• What you need to do:
Return all entries precisely as they stand, without the images.

Data entries:
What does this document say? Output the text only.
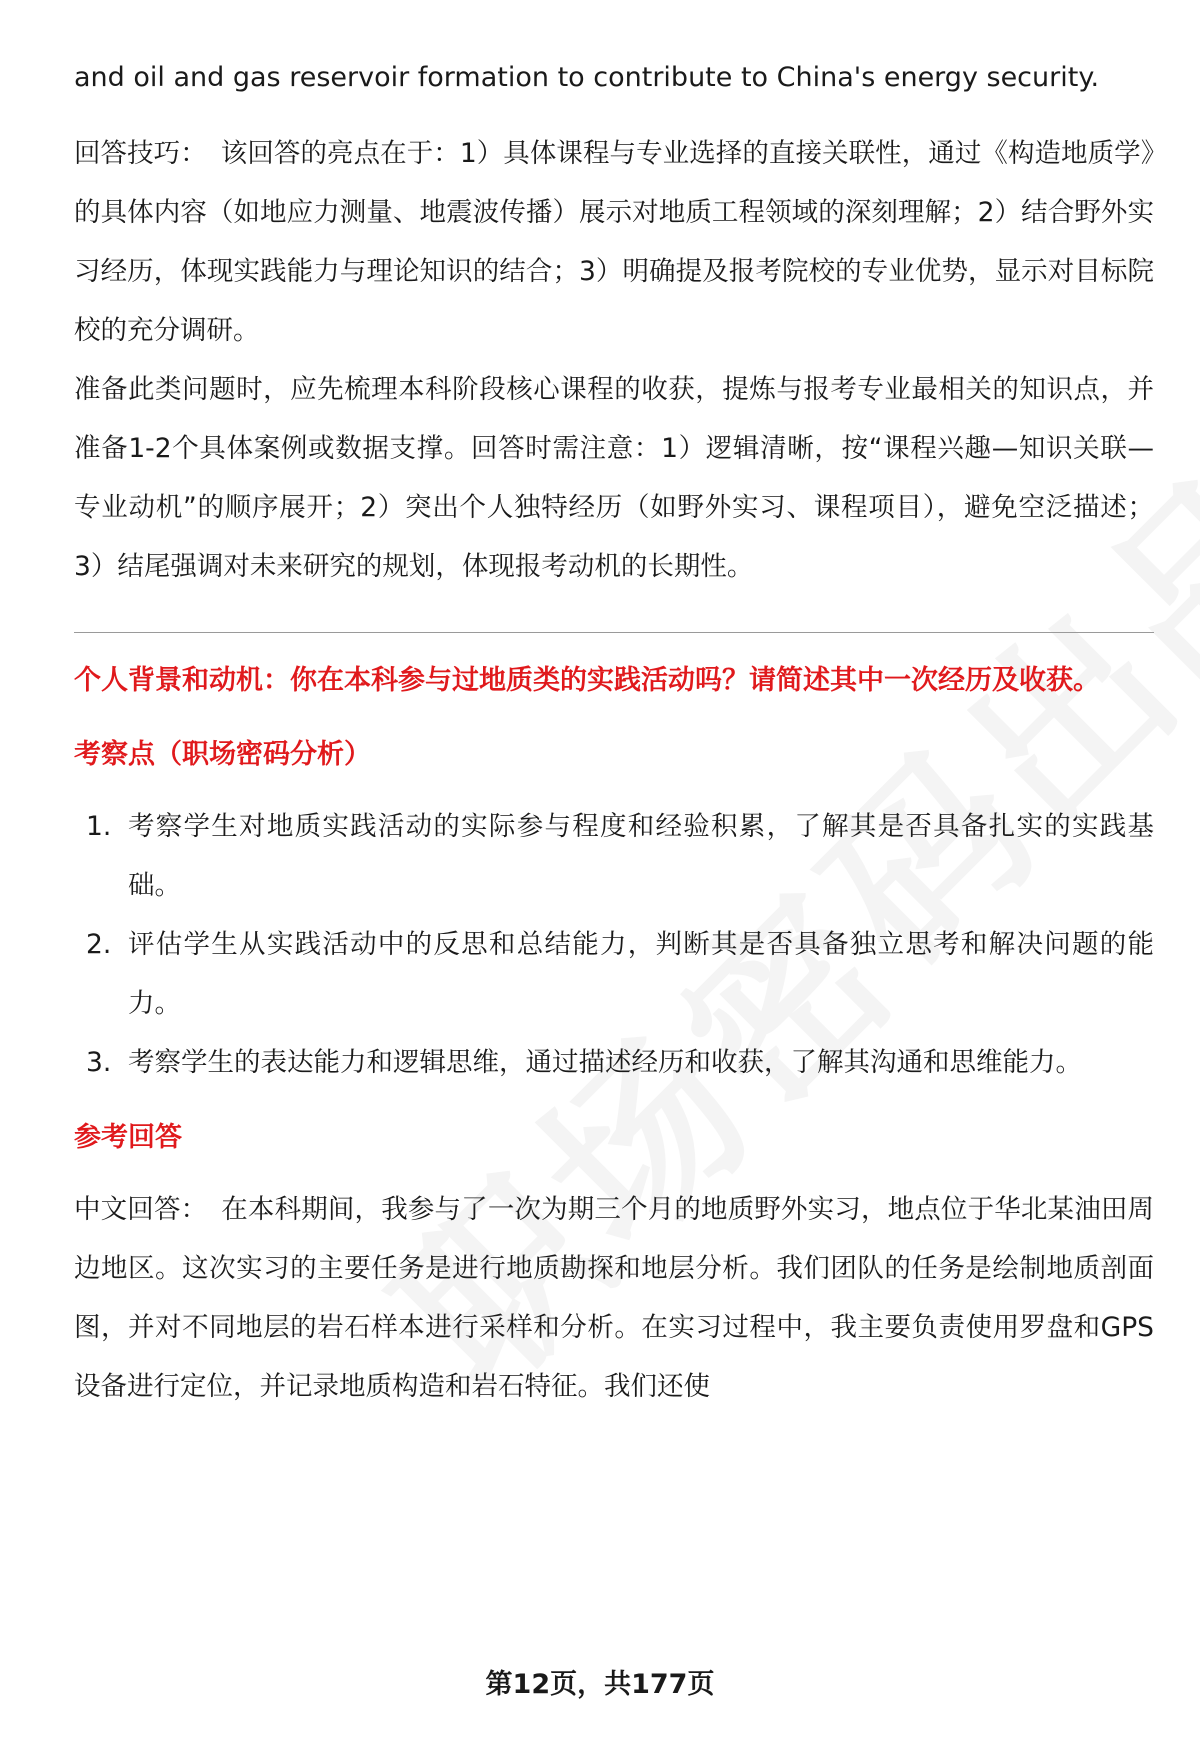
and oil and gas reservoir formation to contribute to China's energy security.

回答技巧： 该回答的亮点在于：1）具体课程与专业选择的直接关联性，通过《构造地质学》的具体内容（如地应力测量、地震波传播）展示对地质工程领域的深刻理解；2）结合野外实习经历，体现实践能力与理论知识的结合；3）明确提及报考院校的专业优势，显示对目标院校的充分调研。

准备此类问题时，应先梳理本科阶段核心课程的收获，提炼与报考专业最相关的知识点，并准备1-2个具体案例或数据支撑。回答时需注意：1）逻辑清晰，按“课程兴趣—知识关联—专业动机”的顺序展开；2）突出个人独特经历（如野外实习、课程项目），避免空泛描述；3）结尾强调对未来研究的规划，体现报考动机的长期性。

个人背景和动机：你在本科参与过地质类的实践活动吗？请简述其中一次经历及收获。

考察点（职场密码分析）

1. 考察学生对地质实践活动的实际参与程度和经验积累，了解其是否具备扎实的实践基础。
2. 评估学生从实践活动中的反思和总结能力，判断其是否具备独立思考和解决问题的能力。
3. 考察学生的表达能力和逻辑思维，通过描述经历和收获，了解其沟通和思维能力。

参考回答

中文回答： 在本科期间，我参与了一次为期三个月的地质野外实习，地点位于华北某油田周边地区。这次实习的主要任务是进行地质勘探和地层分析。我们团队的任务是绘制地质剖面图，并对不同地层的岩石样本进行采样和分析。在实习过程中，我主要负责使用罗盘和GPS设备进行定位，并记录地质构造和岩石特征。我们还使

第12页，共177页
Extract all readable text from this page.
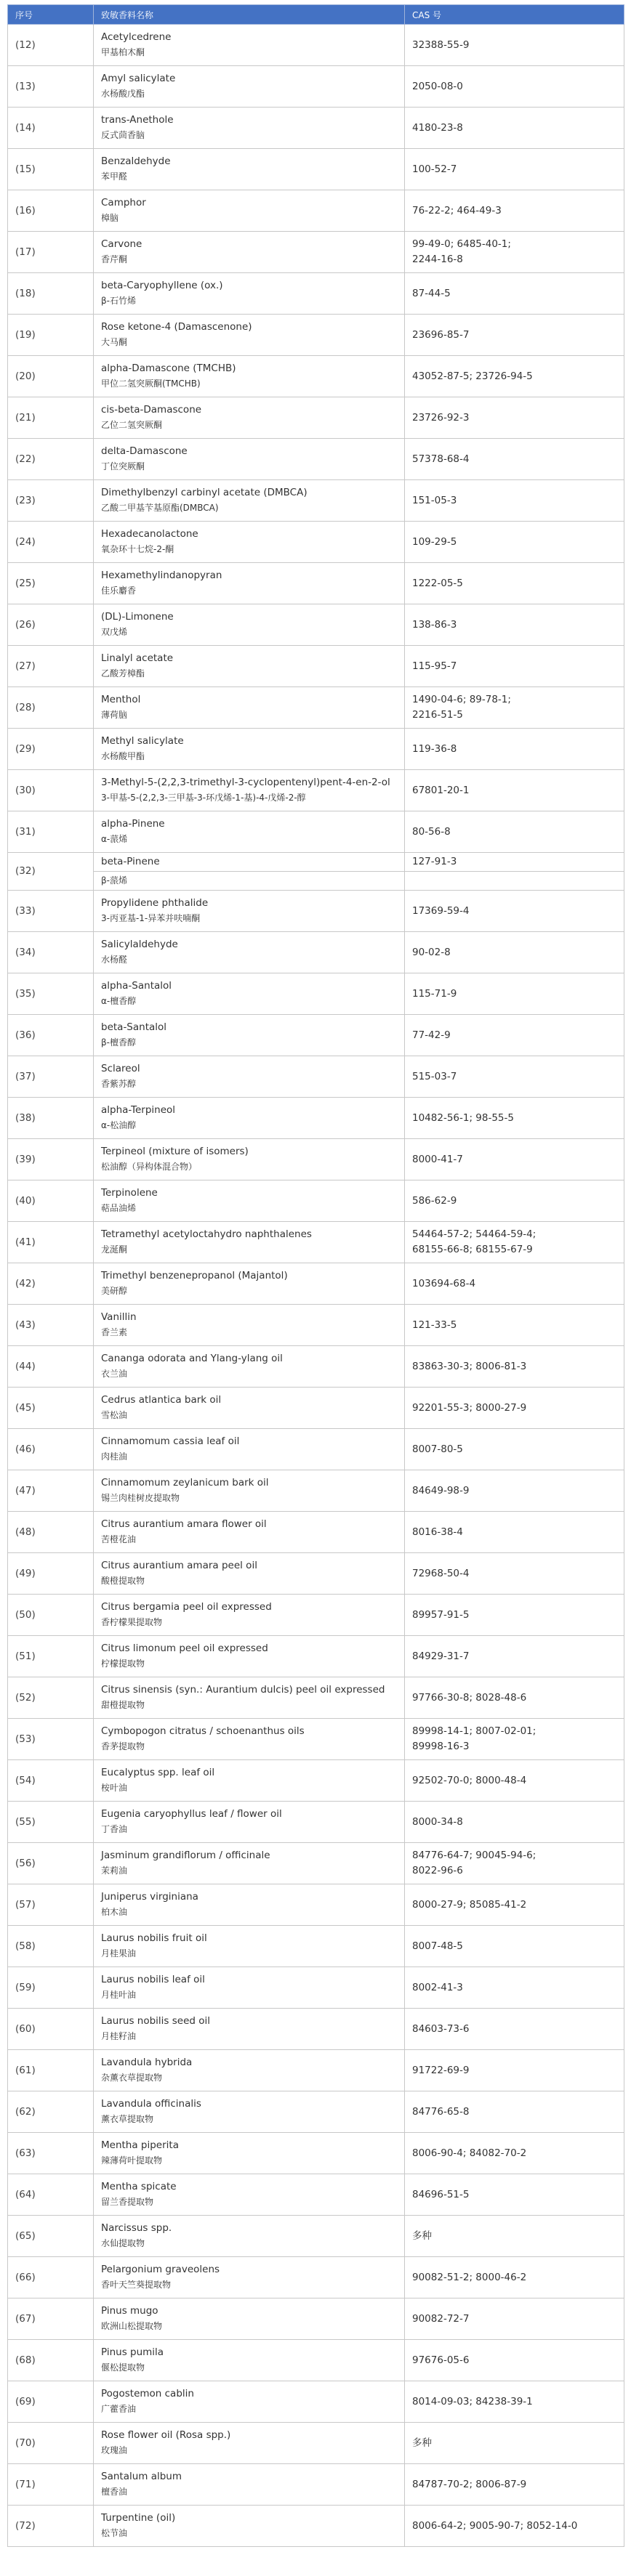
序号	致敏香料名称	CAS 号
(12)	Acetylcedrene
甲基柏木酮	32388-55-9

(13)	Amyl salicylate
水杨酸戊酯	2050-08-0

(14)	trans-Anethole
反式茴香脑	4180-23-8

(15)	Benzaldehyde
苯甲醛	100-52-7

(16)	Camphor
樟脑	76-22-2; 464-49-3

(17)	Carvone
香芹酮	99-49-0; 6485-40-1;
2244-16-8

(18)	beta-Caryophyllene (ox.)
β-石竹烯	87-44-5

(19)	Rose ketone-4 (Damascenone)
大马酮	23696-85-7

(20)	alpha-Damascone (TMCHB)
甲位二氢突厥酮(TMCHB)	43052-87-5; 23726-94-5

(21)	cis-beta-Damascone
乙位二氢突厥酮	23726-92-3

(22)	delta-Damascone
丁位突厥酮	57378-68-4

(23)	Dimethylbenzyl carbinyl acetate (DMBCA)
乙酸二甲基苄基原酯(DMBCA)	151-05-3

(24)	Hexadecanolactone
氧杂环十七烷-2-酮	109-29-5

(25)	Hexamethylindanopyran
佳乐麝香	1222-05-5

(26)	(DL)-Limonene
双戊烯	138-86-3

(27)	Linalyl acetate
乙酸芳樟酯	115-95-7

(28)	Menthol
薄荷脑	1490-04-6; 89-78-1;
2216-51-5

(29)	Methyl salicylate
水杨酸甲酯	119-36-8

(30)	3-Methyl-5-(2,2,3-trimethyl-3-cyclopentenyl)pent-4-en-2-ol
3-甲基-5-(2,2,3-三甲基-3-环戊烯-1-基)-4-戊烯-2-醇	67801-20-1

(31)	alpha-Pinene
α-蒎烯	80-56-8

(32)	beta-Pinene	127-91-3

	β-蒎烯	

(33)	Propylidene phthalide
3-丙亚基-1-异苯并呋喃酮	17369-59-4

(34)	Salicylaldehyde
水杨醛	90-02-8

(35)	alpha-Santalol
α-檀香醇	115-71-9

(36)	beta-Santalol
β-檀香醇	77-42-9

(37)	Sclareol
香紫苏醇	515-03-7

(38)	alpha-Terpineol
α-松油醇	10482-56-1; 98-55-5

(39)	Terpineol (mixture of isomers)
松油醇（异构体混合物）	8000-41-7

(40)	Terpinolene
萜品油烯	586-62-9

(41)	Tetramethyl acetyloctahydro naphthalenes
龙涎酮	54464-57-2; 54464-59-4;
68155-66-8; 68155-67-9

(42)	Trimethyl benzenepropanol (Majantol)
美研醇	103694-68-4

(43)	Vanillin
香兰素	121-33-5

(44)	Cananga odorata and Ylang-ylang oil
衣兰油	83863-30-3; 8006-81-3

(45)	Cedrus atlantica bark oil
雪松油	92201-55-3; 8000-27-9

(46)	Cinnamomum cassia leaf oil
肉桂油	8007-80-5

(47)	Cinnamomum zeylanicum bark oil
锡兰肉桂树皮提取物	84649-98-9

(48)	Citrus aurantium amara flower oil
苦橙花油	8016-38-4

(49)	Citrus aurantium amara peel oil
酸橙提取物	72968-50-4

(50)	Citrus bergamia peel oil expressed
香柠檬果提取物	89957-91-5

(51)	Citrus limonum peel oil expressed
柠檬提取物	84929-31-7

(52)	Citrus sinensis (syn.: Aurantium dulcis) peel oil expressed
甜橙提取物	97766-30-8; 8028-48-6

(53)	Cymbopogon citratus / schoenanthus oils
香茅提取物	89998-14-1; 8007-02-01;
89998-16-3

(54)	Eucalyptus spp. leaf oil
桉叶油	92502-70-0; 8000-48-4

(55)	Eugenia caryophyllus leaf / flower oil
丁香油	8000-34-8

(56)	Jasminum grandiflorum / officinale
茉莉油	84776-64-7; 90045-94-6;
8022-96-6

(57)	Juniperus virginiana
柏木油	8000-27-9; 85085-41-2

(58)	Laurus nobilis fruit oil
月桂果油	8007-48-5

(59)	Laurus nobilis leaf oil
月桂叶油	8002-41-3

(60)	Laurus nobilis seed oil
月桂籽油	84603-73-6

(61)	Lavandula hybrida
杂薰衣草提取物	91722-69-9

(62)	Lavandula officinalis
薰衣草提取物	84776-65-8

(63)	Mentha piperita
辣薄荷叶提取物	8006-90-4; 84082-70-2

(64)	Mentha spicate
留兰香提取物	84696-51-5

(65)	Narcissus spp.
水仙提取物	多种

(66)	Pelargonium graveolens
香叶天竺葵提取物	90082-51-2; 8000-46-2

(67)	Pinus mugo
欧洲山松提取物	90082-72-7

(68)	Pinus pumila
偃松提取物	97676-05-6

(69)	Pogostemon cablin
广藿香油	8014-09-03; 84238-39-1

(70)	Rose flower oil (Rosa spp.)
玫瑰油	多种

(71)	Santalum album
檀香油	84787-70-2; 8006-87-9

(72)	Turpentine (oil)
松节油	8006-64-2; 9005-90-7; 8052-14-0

• Result for this exercise:
What does this document say? Output the text only.
and oil and gas reservoir formation to contribute to China's energy security.

回答技巧： 该回答的亮点在于：1）具体课程与专业选择的直接关联性，通过《构造地质学》的具体内容（如地应力测量、地震波传播）展示对地质工程领域的深刻理解；2）结合野外实习经历，体现实践能力与理论知识的结合；3）明确提及报考院校的专业优势，显示对目标院校的充分调研。

准备此类问题时，应先梳理本科阶段核心课程的收获，提炼与报考专业最相关的知识点，并准备1-2个具体案例或数据支撑。回答时需注意：1）逻辑清晰，按“课程兴趣—知识关联—专业动机”的顺序展开；2）突出个人独特经历（如野外实习、课程项目），避免空泛描述；3）结尾强调对未来研究的规划，体现报考动机的长期性。

个人背景和动机：你在本科参与过地质类的实践活动吗？请简述其中一次经历及收获。

考察点（职场密码分析）

1. 考察学生对地质实践活动的实际参与程度和经验积累，了解其是否具备扎实的实践基础。
2. 评估学生从实践活动中的反思和总结能力，判断其是否具备独立思考和解决问题的能力。
3. 考察学生的表达能力和逻辑思维，通过描述经历和收获，了解其沟通和思维能力。

参考回答

中文回答： 在本科期间，我参与了一次为期三个月的地质野外实习，地点位于华北某油田周边地区。这次实习的主要任务是进行地质勘探和地层分析。我们团队的任务是绘制地质剖面图，并对不同地层的岩石样本进行采样和分析。在实习过程中，我主要负责使用罗盘和GPS设备进行定位，并记录地质构造和岩石特征。我们还使

第12页，共177页
Extract all readable text from this page.
序号	致敏香料名称	CAS 号
(12)	Acetylcedrene
甲基柏木酮	32388-55-9

(13)	Amyl salicylate
水杨酸戊酯	2050-08-0

(14)	trans-Anethole
反式茴香脑	4180-23-8

(15)	Benzaldehyde
苯甲醛	100-52-7

(16)	Camphor
樟脑	76-22-2; 464-49-3

(17)	Carvone
香芹酮	99-49-0; 6485-40-1;
2244-16-8

(18)	beta-Caryophyllene (ox.)
β-石竹烯	87-44-5

(19)	Rose ketone-4 (Damascenone)
大马酮	23696-85-7

(20)	alpha-Damascone (TMCHB)
甲位二氢突厥酮(TMCHB)	43052-87-5; 23726-94-5

(21)	cis-beta-Damascone
乙位二氢突厥酮	23726-92-3

(22)	delta-Damascone
丁位突厥酮	57378-68-4

(23)	Dimethylbenzyl carbinyl acetate (DMBCA)
乙酸二甲基苄基原酯(DMBCA)	151-05-3

(24)	Hexadecanolactone
氧杂环十七烷-2-酮	109-29-5

(25)	Hexamethylindanopyran
佳乐麝香	1222-05-5

(26)	(DL)-Limonene
双戊烯	138-86-3

(27)	Linalyl acetate
乙酸芳樟酯	115-95-7

(28)	Menthol
薄荷脑	1490-04-6; 89-78-1;
2216-51-5

(29)	Methyl salicylate
水杨酸甲酯	119-36-8

(30)	3-Methyl-5-(2,2,3-trimethyl-3-cyclopentenyl)pent-4-en-2-ol
3-甲基-5-(2,2,3-三甲基-3-环戊烯-1-基)-4-戊烯-2-醇	67801-20-1

(31)	alpha-Pinene
α-蒎烯	80-56-8

(32)	beta-Pinene	127-91-3

	β-蒎烯	

(33)	Propylidene phthalide
3-丙亚基-1-异苯并呋喃酮	17369-59-4

(34)	Salicylaldehyde
水杨醛	90-02-8

(35)	alpha-Santalol
α-檀香醇	115-71-9

(36)	beta-Santalol
β-檀香醇	77-42-9

(37)	Sclareol
香紫苏醇	515-03-7

(38)	alpha-Terpineol
α-松油醇	10482-56-1; 98-55-5

(39)	Terpineol (mixture of isomers)
松油醇（异构体混合物）	8000-41-7

(40)	Terpinolene
萜品油烯	586-62-9

(41)	Tetramethyl acetyloctahydro naphthalenes
龙涎酮	54464-57-2; 54464-59-4;
68155-66-8; 68155-67-9

(42)	Trimethyl benzenepropanol (Majantol)
美研醇	103694-68-4

(43)	Vanillin
香兰素	121-33-5

(44)	Cananga odorata and Ylang-ylang oil
衣兰油	83863-30-3; 8006-81-3

(45)	Cedrus atlantica bark oil
雪松油	92201-55-3; 8000-27-9

(46)	Cinnamomum cassia leaf oil
肉桂油	8007-80-5

(47)	Cinnamomum zeylanicum bark oil
锡兰肉桂树皮提取物	84649-98-9

(48)	Citrus aurantium amara flower oil
苦橙花油	8016-38-4

(49)	Citrus aurantium amara peel oil
酸橙提取物	72968-50-4

(50)	Citrus bergamia peel oil expressed
香柠檬果提取物	89957-91-5

(51)	Citrus limonum peel oil expressed
柠檬提取物	84929-31-7

(52)	Citrus sinensis (syn.: Aurantium dulcis) peel oil expressed
甜橙提取物	97766-30-8; 8028-48-6

(53)	Cymbopogon citratus / schoenanthus oils
香茅提取物	89998-14-1; 8007-02-01;
89998-16-3

(54)	Eucalyptus spp. leaf oil
桉叶油	92502-70-0; 8000-48-4

(55)	Eugenia caryophyllus leaf / flower oil
丁香油	8000-34-8

(56)	Jasminum grandiflorum / officinale
茉莉油	84776-64-7; 90045-94-6;
8022-96-6

(57)	Juniperus virginiana
柏木油	8000-27-9; 85085-41-2

(58)	Laurus nobilis fruit oil
月桂果油	8007-48-5

(59)	Laurus nobilis leaf oil
月桂叶油	8002-41-3

(60)	Laurus nobilis seed oil
月桂籽油	84603-73-6

(61)	Lavandula hybrida
杂薰衣草提取物	91722-69-9

(62)	Lavandula officinalis
薰衣草提取物	84776-65-8

(63)	Mentha piperita
辣薄荷叶提取物	8006-90-4; 84082-70-2

(64)	Mentha spicate
留兰香提取物	84696-51-5

(65)	Narcissus spp.
水仙提取物	多种

(66)	Pelargonium graveolens
香叶天竺葵提取物	90082-51-2; 8000-46-2

(67)	Pinus mugo
欧洲山松提取物	90082-72-7

(68)	Pinus pumila
偃松提取物	97676-05-6

(69)	Pogostemon cablin
广藿香油	8014-09-03; 84238-39-1

(70)	Rose flower oil (Rosa spp.)
玫瑰油	多种

(71)	Santalum album
檀香油	84787-70-2; 8006-87-9

(72)	Turpentine (oil)
松节油	8006-64-2; 9005-90-7; 8052-14-0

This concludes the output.